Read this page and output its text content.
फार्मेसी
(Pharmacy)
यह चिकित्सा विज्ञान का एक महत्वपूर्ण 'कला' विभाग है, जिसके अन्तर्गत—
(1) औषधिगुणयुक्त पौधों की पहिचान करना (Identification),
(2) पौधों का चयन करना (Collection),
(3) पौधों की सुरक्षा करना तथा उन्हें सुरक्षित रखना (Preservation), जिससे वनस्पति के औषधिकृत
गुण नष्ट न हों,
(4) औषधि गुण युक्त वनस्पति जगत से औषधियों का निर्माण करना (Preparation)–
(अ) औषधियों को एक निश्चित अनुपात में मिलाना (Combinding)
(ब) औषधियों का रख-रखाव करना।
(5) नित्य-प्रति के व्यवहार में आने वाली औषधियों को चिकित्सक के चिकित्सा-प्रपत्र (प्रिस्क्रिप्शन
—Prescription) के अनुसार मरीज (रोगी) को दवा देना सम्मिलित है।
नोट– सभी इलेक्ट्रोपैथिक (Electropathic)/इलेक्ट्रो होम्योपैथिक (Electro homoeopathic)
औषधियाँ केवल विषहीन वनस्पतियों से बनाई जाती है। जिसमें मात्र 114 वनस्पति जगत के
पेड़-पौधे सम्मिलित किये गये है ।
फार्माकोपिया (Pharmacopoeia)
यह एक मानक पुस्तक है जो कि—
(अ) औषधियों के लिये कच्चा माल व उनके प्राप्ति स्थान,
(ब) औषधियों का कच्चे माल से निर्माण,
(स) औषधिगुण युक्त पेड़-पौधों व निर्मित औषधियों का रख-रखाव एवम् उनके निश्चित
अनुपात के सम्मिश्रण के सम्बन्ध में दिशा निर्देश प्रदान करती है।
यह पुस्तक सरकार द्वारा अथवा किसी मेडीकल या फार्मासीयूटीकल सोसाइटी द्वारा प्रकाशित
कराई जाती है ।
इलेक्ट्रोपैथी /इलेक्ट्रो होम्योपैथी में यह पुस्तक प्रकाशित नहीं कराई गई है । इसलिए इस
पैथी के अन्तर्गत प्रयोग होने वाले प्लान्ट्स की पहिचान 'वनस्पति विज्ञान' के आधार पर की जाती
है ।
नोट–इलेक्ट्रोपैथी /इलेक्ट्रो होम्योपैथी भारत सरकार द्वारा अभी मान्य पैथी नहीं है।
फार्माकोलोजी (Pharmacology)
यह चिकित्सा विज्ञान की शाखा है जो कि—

==================================================

Directive ::
Each line of the listing should be echoed back exactly.

Solution to this problem ::
Read this page and output its text content.
फार्मेसी
(Pharmacy)
यह चिकित्सा विज्ञान का एक महत्वपूर्ण 'कला' विभाग है, जिसके अन्तर्गत—
(1) औषधिगुणयुक्त पौधों की पहिचान करना (Identification),
(2) पौधों का चयन करना (Collection),
(3) पौधों की सुरक्षा करना तथा उन्हें सुरक्षित रखना (Preservation), जिससे वनस्पति के औषधिकृत
गुण नष्ट न हों,
(4) औषधि गुण युक्त वनस्पति जगत से औषधियों का निर्माण करना (Preparation)–
(अ) औषधियों को एक निश्चित अनुपात में मिलाना (Combinding)
(ब) औषधियों का रख-रखाव करना।
(5) नित्य-प्रति के व्यवहार में आने वाली औषधियों को चिकित्सक के चिकित्सा-प्रपत्र (प्रिस्क्रिप्शन
—Prescription) के अनुसार मरीज (रोगी) को दवा देना सम्मिलित है।
नोट– सभी इलेक्ट्रोपैथिक (Electropathic)/इलेक्ट्रो होम्योपैथिक (Electro homoeopathic)
औषधियाँ केवल विषहीन वनस्पतियों से बनाई जाती है। जिसमें मात्र 114 वनस्पति जगत के
पेड़-पौधे सम्मिलित किये गये है ।
फार्माकोपिया (Pharmacopoeia)
यह एक मानक पुस्तक है जो कि—
(अ) औषधियों के लिये कच्चा माल व उनके प्राप्ति स्थान,
(ब) औषधियों का कच्चे माल से निर्माण,
(स) औषधिगुण युक्त पेड़-पौधों व निर्मित औषधियों का रख-रखाव एवम् उनके निश्चित
अनुपात के सम्मिश्रण के सम्बन्ध में दिशा निर्देश प्रदान करती है।
यह पुस्तक सरकार द्वारा अथवा किसी मेडीकल या फार्मासीयूटीकल सोसाइटी द्वारा प्रकाशित
कराई जाती है ।
इलेक्ट्रोपैथी /इलेक्ट्रो होम्योपैथी में यह पुस्तक प्रकाशित नहीं कराई गई है । इसलिए इस
पैथी के अन्तर्गत प्रयोग होने वाले प्लान्ट्स की पहिचान 'वनस्पति विज्ञान' के आधार पर की जाती
है ।
नोट–इलेक्ट्रोपैथी /इलेक्ट्रो होम्योपैथी भारत सरकार द्वारा अभी मान्य पैथी नहीं है।
फार्माकोलोजी (Pharmacology)
यह चिकित्सा विज्ञान की शाखा है जो कि—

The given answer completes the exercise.